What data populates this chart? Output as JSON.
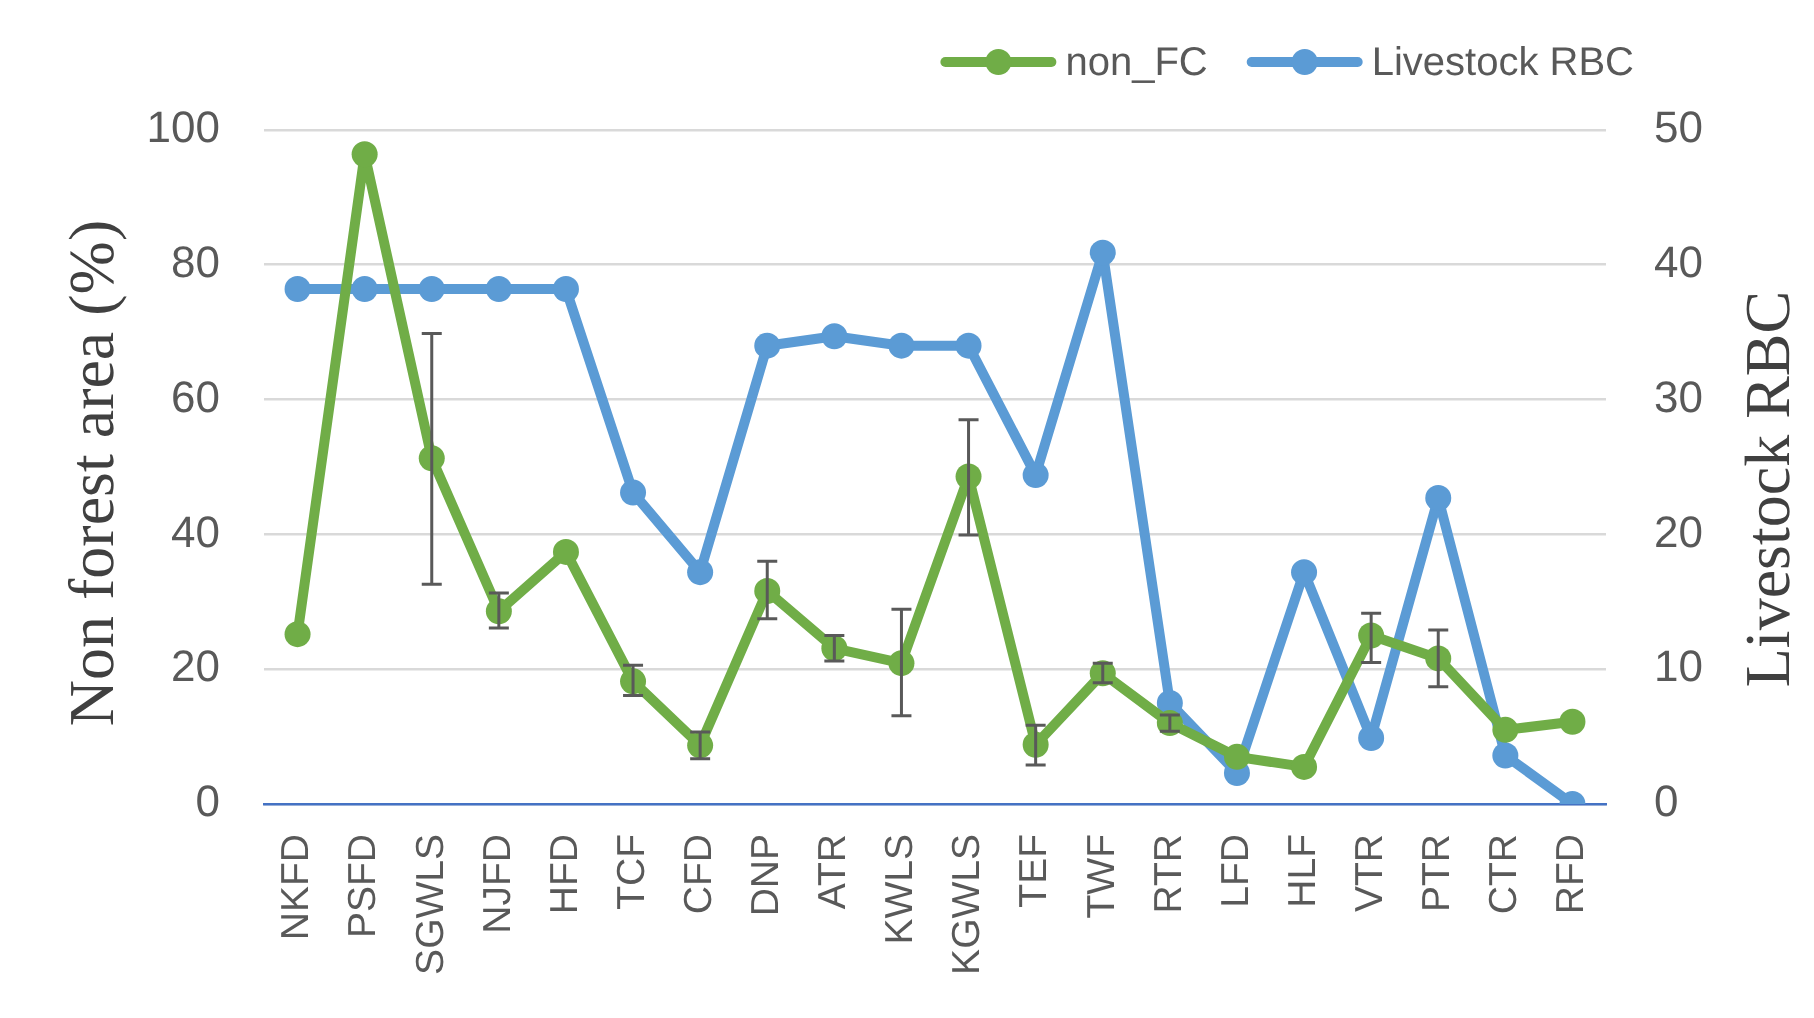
{
  "chart_data": {
    "type": "line",
    "categories": [
      "NKFD",
      "PSFD",
      "SGWLS",
      "NJFD",
      "HFD",
      "TCF",
      "CFD",
      "DNP",
      "ATR",
      "KWLS",
      "KGWLS",
      "TEF",
      "TWF",
      "RTR",
      "LFD",
      "HLF",
      "VTR",
      "PTR",
      "CTR",
      "RFD"
    ],
    "ylabel": "Non forest area (%)",
    "y2label": "Livestock RBC",
    "ylim": [
      0,
      100
    ],
    "yticks": [
      0,
      20,
      40,
      60,
      80,
      100
    ],
    "y2lim": [
      0,
      50
    ],
    "y2ticks": [
      0,
      10,
      20,
      30,
      40,
      50
    ],
    "grid": "y",
    "legend": "top right",
    "marker": "circle",
    "line_style": "solid",
    "series": [
      {
        "name": "non_FC",
        "color": "#70ad47",
        "values": [
          25.2,
          96.4,
          51.3,
          28.6,
          37.4,
          18.2,
          8.7,
          31.6,
          23.1,
          20.9,
          48.6,
          8.8,
          19.4,
          12.0,
          7.0,
          5.5,
          25.0,
          21.6,
          11.0,
          12.2
        ],
        "errors": [
          null,
          null,
          [
            32.6,
            69.8
          ],
          [
            26.1,
            31.3
          ],
          null,
          [
            16.1,
            20.6
          ],
          [
            6.7,
            10.7
          ],
          [
            27.5,
            36.0
          ],
          [
            21.2,
            25.0
          ],
          [
            13.1,
            28.9
          ],
          [
            39.9,
            57.0
          ],
          [
            5.8,
            11.7
          ],
          [
            18.0,
            20.9
          ],
          [
            10.8,
            13.2
          ],
          null,
          null,
          [
            21.0,
            28.3
          ],
          [
            17.4,
            25.8
          ],
          null,
          null
        ]
      },
      {
        "name": "Livestock RBC",
        "color": "#5b9bd5",
        "axis": "y2",
        "values": [
          38.2,
          38.2,
          38.2,
          38.2,
          38.2,
          23.1,
          17.2,
          34.0,
          34.7,
          34.0,
          34.0,
          24.4,
          40.9,
          7.5,
          2.3,
          17.2,
          4.9,
          22.7,
          3.6,
          0
        ]
      }
    ]
  }
}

^^^^^^^^

- **What to work on**: Output the entries above exactly. Drop the pictures.

- **Task output**:
What data populates this chart? Output as JSON.
{
  "chart_data": {
    "type": "line",
    "categories": [
      "NKFD",
      "PSFD",
      "SGWLS",
      "NJFD",
      "HFD",
      "TCF",
      "CFD",
      "DNP",
      "ATR",
      "KWLS",
      "KGWLS",
      "TEF",
      "TWF",
      "RTR",
      "LFD",
      "HLF",
      "VTR",
      "PTR",
      "CTR",
      "RFD"
    ],
    "ylabel": "Non forest area (%)",
    "y2label": "Livestock RBC",
    "ylim": [
      0,
      100
    ],
    "yticks": [
      0,
      20,
      40,
      60,
      80,
      100
    ],
    "y2lim": [
      0,
      50
    ],
    "y2ticks": [
      0,
      10,
      20,
      30,
      40,
      50
    ],
    "grid": "y",
    "legend": "top right",
    "marker": "circle",
    "line_style": "solid",
    "series": [
      {
        "name": "non_FC",
        "color": "#70ad47",
        "values": [
          25.2,
          96.4,
          51.3,
          28.6,
          37.4,
          18.2,
          8.7,
          31.6,
          23.1,
          20.9,
          48.6,
          8.8,
          19.4,
          12.0,
          7.0,
          5.5,
          25.0,
          21.6,
          11.0,
          12.2
        ],
        "errors": [
          null,
          null,
          [
            32.6,
            69.8
          ],
          [
            26.1,
            31.3
          ],
          null,
          [
            16.1,
            20.6
          ],
          [
            6.7,
            10.7
          ],
          [
            27.5,
            36.0
          ],
          [
            21.2,
            25.0
          ],
          [
            13.1,
            28.9
          ],
          [
            39.9,
            57.0
          ],
          [
            5.8,
            11.7
          ],
          [
            18.0,
            20.9
          ],
          [
            10.8,
            13.2
          ],
          null,
          null,
          [
            21.0,
            28.3
          ],
          [
            17.4,
            25.8
          ],
          null,
          null
        ]
      },
      {
        "name": "Livestock RBC",
        "color": "#5b9bd5",
        "axis": "y2",
        "values": [
          38.2,
          38.2,
          38.2,
          38.2,
          38.2,
          23.1,
          17.2,
          34.0,
          34.7,
          34.0,
          34.0,
          24.4,
          40.9,
          7.5,
          2.3,
          17.2,
          4.9,
          22.7,
          3.6,
          0
        ]
      }
    ]
  }
}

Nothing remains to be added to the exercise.